> **Exercise description**
Every line below that contains "JSON" is to be copied.

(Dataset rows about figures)
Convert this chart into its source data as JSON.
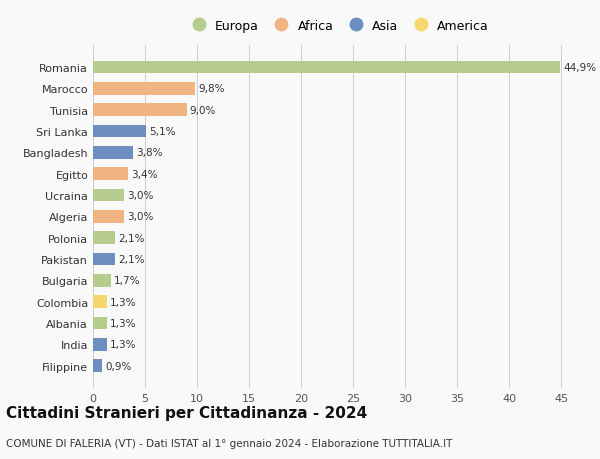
{
  "countries": [
    "Romania",
    "Marocco",
    "Tunisia",
    "Sri Lanka",
    "Bangladesh",
    "Egitto",
    "Ucraina",
    "Algeria",
    "Polonia",
    "Pakistan",
    "Bulgaria",
    "Colombia",
    "Albania",
    "India",
    "Filippine"
  ],
  "values": [
    44.9,
    9.8,
    9.0,
    5.1,
    3.8,
    3.4,
    3.0,
    3.0,
    2.1,
    2.1,
    1.7,
    1.3,
    1.3,
    1.3,
    0.9
  ],
  "labels": [
    "44,9%",
    "9,8%",
    "9,0%",
    "5,1%",
    "3,8%",
    "3,4%",
    "3,0%",
    "3,0%",
    "2,1%",
    "2,1%",
    "1,7%",
    "1,3%",
    "1,3%",
    "1,3%",
    "0,9%"
  ],
  "continent": [
    "Europa",
    "Africa",
    "Africa",
    "Asia",
    "Asia",
    "Africa",
    "Europa",
    "Africa",
    "Europa",
    "Asia",
    "Europa",
    "America",
    "Europa",
    "Asia",
    "Asia"
  ],
  "colors": {
    "Europa": "#b5cc8e",
    "Africa": "#f0b482",
    "Asia": "#6d8fbf",
    "America": "#f5d76e"
  },
  "legend_order": [
    "Europa",
    "Africa",
    "Asia",
    "America"
  ],
  "title": "Cittadini Stranieri per Cittadinanza - 2024",
  "subtitle": "COMUNE DI FALERIA (VT) - Dati ISTAT al 1° gennaio 2024 - Elaborazione TUTTITALIA.IT",
  "xlim": [
    0,
    47
  ],
  "xticks": [
    0,
    5,
    10,
    15,
    20,
    25,
    30,
    35,
    40,
    45
  ],
  "background_color": "#f9f9f9",
  "bar_height": 0.6,
  "title_fontsize": 11,
  "subtitle_fontsize": 7.5,
  "label_fontsize": 7.5,
  "tick_fontsize": 8,
  "legend_fontsize": 9
}
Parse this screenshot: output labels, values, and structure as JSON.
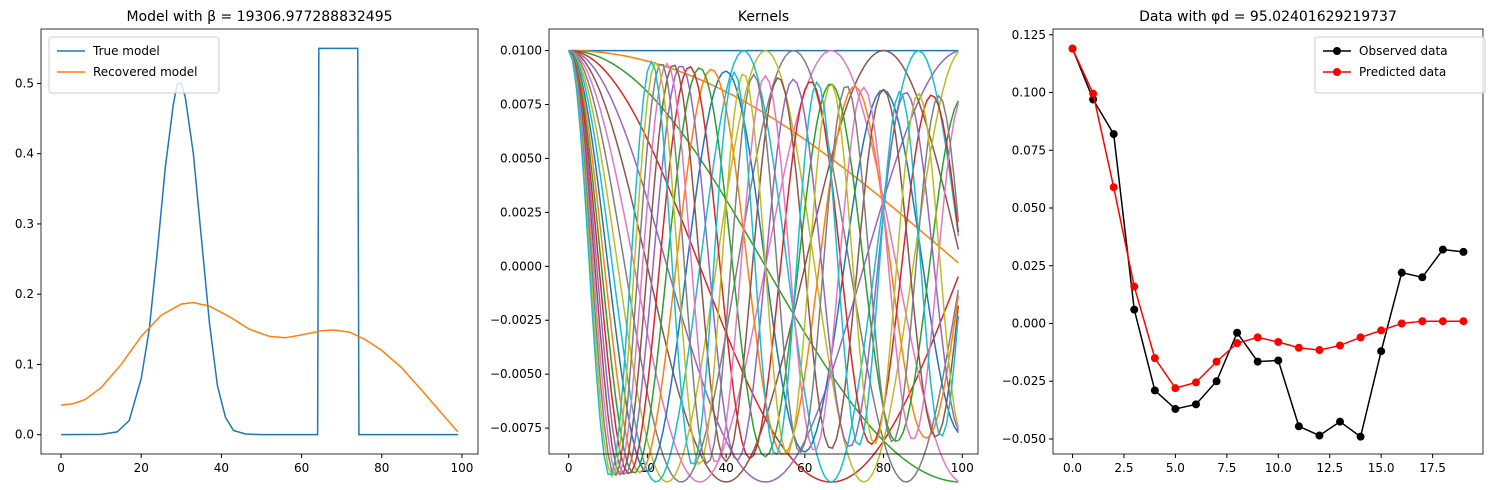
{
  "colors": {
    "tab10": [
      "#1f77b4",
      "#ff7f0e",
      "#2ca02c",
      "#d62728",
      "#9467bd",
      "#8c564b",
      "#e377c2",
      "#7f7f7f",
      "#bcbd22",
      "#17becf"
    ],
    "observed": "#000000",
    "predicted": "#ff0000"
  },
  "chart_data": [
    {
      "type": "line",
      "title": "Model with β = 19306.977288832495",
      "xlim": [
        -5,
        104
      ],
      "ylim": [
        -0.0275,
        0.5775
      ],
      "xticks": [
        0,
        20,
        40,
        60,
        80,
        100
      ],
      "yticks": [
        0.0,
        0.1,
        0.2,
        0.3,
        0.4,
        0.5
      ],
      "ytick_labels": [
        "0.0",
        "0.1",
        "0.2",
        "0.3",
        "0.4",
        "0.5"
      ],
      "legend": "top-left",
      "series": [
        {
          "name": "True model",
          "points": [
            [
              0,
              0
            ],
            [
              10,
              0.0005
            ],
            [
              14,
              0.004
            ],
            [
              17,
              0.02
            ],
            [
              20,
              0.08
            ],
            [
              22,
              0.15
            ],
            [
              24,
              0.26
            ],
            [
              26,
              0.38
            ],
            [
              28,
              0.47
            ],
            [
              29,
              0.5
            ],
            [
              30,
              0.5
            ],
            [
              31,
              0.48
            ],
            [
              33,
              0.4
            ],
            [
              35,
              0.28
            ],
            [
              37,
              0.16
            ],
            [
              39,
              0.07
            ],
            [
              41,
              0.025
            ],
            [
              43,
              0.006
            ],
            [
              46,
              0.001
            ],
            [
              50,
              0
            ],
            [
              64,
              0
            ],
            [
              64.3,
              0.55
            ],
            [
              74,
              0.55
            ],
            [
              74.3,
              0
            ],
            [
              99,
              0
            ]
          ]
        },
        {
          "name": "Recovered model",
          "points": [
            [
              0,
              0.042
            ],
            [
              3,
              0.044
            ],
            [
              6,
              0.05
            ],
            [
              10,
              0.067
            ],
            [
              15,
              0.1
            ],
            [
              20,
              0.14
            ],
            [
              25,
              0.17
            ],
            [
              30,
              0.186
            ],
            [
              33,
              0.188
            ],
            [
              37,
              0.183
            ],
            [
              42,
              0.168
            ],
            [
              47,
              0.15
            ],
            [
              52,
              0.14
            ],
            [
              56,
              0.138
            ],
            [
              60,
              0.142
            ],
            [
              65,
              0.148
            ],
            [
              68,
              0.149
            ],
            [
              72,
              0.146
            ],
            [
              76,
              0.135
            ],
            [
              80,
              0.12
            ],
            [
              85,
              0.095
            ],
            [
              90,
              0.063
            ],
            [
              95,
              0.03
            ],
            [
              99,
              0.004
            ]
          ]
        }
      ]
    },
    {
      "type": "line",
      "title": "Kernels",
      "xlim": [
        -5,
        104
      ],
      "ylim": [
        -0.0087,
        0.011
      ],
      "xticks": [
        0,
        20,
        40,
        60,
        80,
        100
      ],
      "yticks": [
        -0.0075,
        -0.005,
        -0.0025,
        0.0,
        0.0025,
        0.005,
        0.0075,
        0.01
      ],
      "ytick_labels": [
        "−0.0075",
        "−0.0050",
        "−0.0025",
        "0.0000",
        "0.0025",
        "0.0050",
        "0.0075",
        "0.0100"
      ],
      "kernels": [
        {
          "q": 0.0,
          "p": 0.0
        },
        {
          "q": 0.0,
          "p": 0.25
        },
        {
          "q": 0.0,
          "p": 0.5
        },
        {
          "q": 0.0,
          "p": 0.75
        },
        {
          "q": 0.0,
          "p": 1.0
        },
        {
          "q": 0.0,
          "p": 1.25
        },
        {
          "q": 0.0,
          "p": 1.5
        },
        {
          "q": 0.0,
          "p": 1.75
        },
        {
          "q": 0.0,
          "p": 2.0
        },
        {
          "q": 0.0,
          "p": 2.25
        },
        {
          "q": 0.25,
          "p": 2.5
        },
        {
          "q": 0.25,
          "p": 2.75
        },
        {
          "q": 0.25,
          "p": 3.0
        },
        {
          "q": 0.25,
          "p": 3.25
        },
        {
          "q": 0.25,
          "p": 3.5
        },
        {
          "q": 0.25,
          "p": 3.75
        },
        {
          "q": 0.25,
          "p": 4.0
        },
        {
          "q": 0.25,
          "p": 4.25
        },
        {
          "q": 0.25,
          "p": 4.5
        },
        {
          "q": 0.25,
          "p": 4.75
        }
      ]
    },
    {
      "type": "line",
      "title": "Data with φd = 95.02401629219737",
      "xlim": [
        -0.95,
        19.95
      ],
      "ylim": [
        -0.0565,
        0.1275
      ],
      "xticks": [
        0.0,
        2.5,
        5.0,
        7.5,
        10.0,
        12.5,
        15.0,
        17.5
      ],
      "xtick_labels": [
        "0.0",
        "2.5",
        "5.0",
        "7.5",
        "10.0",
        "12.5",
        "15.0",
        "17.5"
      ],
      "yticks": [
        -0.05,
        -0.025,
        0.0,
        0.025,
        0.05,
        0.075,
        0.1,
        0.125
      ],
      "ytick_labels": [
        "−0.050",
        "−0.025",
        "0.000",
        "0.025",
        "0.050",
        "0.075",
        "0.100",
        "0.125"
      ],
      "legend": "top-right",
      "x": [
        0,
        1,
        2,
        3,
        4,
        5,
        6,
        7,
        8,
        9,
        10,
        11,
        12,
        13,
        14,
        15,
        16,
        17,
        18,
        19
      ],
      "series": [
        {
          "name": "Observed data",
          "values": [
            0.119,
            0.097,
            0.082,
            0.006,
            -0.029,
            -0.037,
            -0.035,
            -0.025,
            -0.004,
            -0.0165,
            -0.016,
            -0.0445,
            -0.0485,
            -0.0425,
            -0.049,
            -0.012,
            0.022,
            0.02,
            0.032,
            0.031
          ]
        },
        {
          "name": "Predicted data",
          "values": [
            0.119,
            0.0995,
            0.059,
            0.016,
            -0.015,
            -0.028,
            -0.0255,
            -0.0165,
            -0.0085,
            -0.006,
            -0.008,
            -0.0105,
            -0.0115,
            -0.0095,
            -0.006,
            -0.003,
            0.0,
            0.001,
            0.001,
            0.001
          ]
        }
      ]
    }
  ]
}
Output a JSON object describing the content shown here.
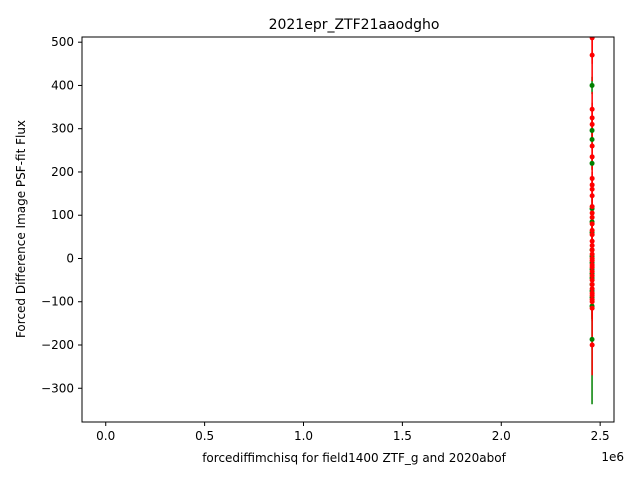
{
  "chart_data": {
    "type": "scatter",
    "title": "2021epr_ZTF21aaodgho",
    "xlabel": "forcediffimchisq for field1400 ZTF_g and 2020abof",
    "ylabel": "Forced Difference Image PSF-fit Flux",
    "x_offset_label": "1e6",
    "xlim": [
      -0.12,
      2.57
    ],
    "ylim": [
      -378,
      512
    ],
    "x_ticks": [
      0.0,
      0.5,
      1.0,
      1.5,
      2.0,
      2.5
    ],
    "x_tick_labels": [
      "0.0",
      "0.5",
      "1.0",
      "1.5",
      "2.0",
      "2.5"
    ],
    "y_ticks": [
      -300,
      -200,
      -100,
      0,
      100,
      200,
      300,
      400,
      500
    ],
    "y_tick_labels": [
      "−300",
      "−200",
      "−100",
      "0",
      "100",
      "200",
      "300",
      "400",
      "500"
    ],
    "grid": false,
    "legend": "none",
    "series": [
      {
        "color": "#008000",
        "x": [
          2.459,
          2.459,
          2.459,
          2.459,
          2.459,
          2.459,
          2.459,
          2.459,
          2.459,
          2.459,
          2.459,
          2.459,
          2.459,
          2.459,
          2.459,
          2.459,
          2.459,
          2.459
        ],
        "y": [
          400,
          296,
          275,
          220,
          115,
          85,
          60,
          20,
          5,
          -10,
          -25,
          -35,
          -45,
          -60,
          -75,
          -90,
          -110,
          -187
        ],
        "errors": [
          20,
          25,
          20,
          15,
          25,
          20,
          30,
          25,
          30,
          25,
          30,
          25,
          30,
          25,
          30,
          25,
          30,
          150
        ]
      },
      {
        "color": "#ff0000",
        "x": [
          2.4595,
          2.4595,
          2.4595,
          2.4595,
          2.4595,
          2.4595,
          2.4595,
          2.4595,
          2.4595,
          2.4595,
          2.4595,
          2.4595,
          2.4595,
          2.4595,
          2.4595,
          2.4595,
          2.4595,
          2.4595,
          2.4595,
          2.4595,
          2.4595,
          2.4595,
          2.4595,
          2.4595,
          2.4595,
          2.4595,
          2.4595,
          2.4595,
          2.4595,
          2.4595,
          2.4595,
          2.4595,
          2.4595,
          2.4595,
          2.4595,
          2.4595
        ],
        "y": [
          470,
          345,
          325,
          310,
          260,
          235,
          185,
          170,
          160,
          145,
          120,
          105,
          95,
          80,
          65,
          55,
          40,
          30,
          20,
          10,
          0,
          -5,
          -15,
          -20,
          -30,
          -40,
          -50,
          -60,
          -70,
          -80,
          -85,
          -95,
          -100,
          -115,
          -200,
          510
        ],
        "errors": [
          60,
          40,
          35,
          35,
          35,
          30,
          30,
          30,
          30,
          35,
          35,
          30,
          30,
          35,
          30,
          30,
          30,
          30,
          35,
          35,
          35,
          30,
          30,
          35,
          35,
          30,
          30,
          35,
          35,
          30,
          30,
          35,
          35,
          30,
          70,
          60
        ]
      }
    ]
  }
}
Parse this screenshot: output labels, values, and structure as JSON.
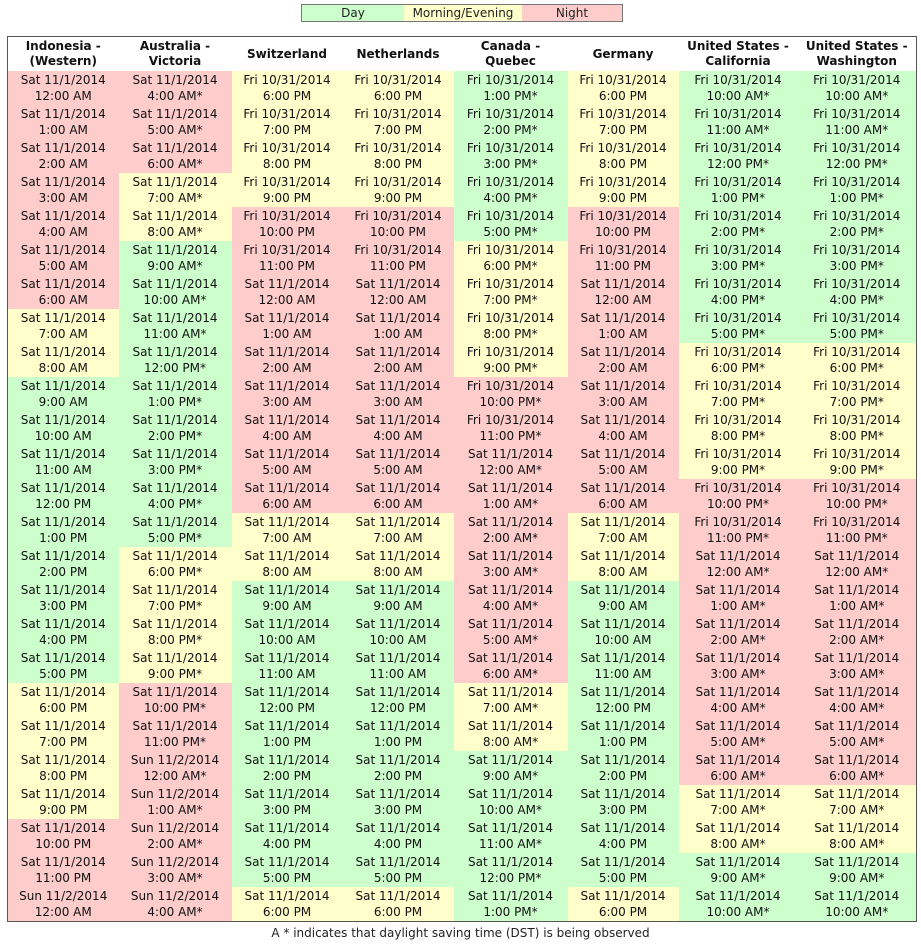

> **Task result**
Convert this chart into its source data as JSON.
Parse this screenshot: output labels, values, and structure as JSON.
Output a JSON object describing the content shown here.
Parse this screenshot: output labels, values, and structure as JSON.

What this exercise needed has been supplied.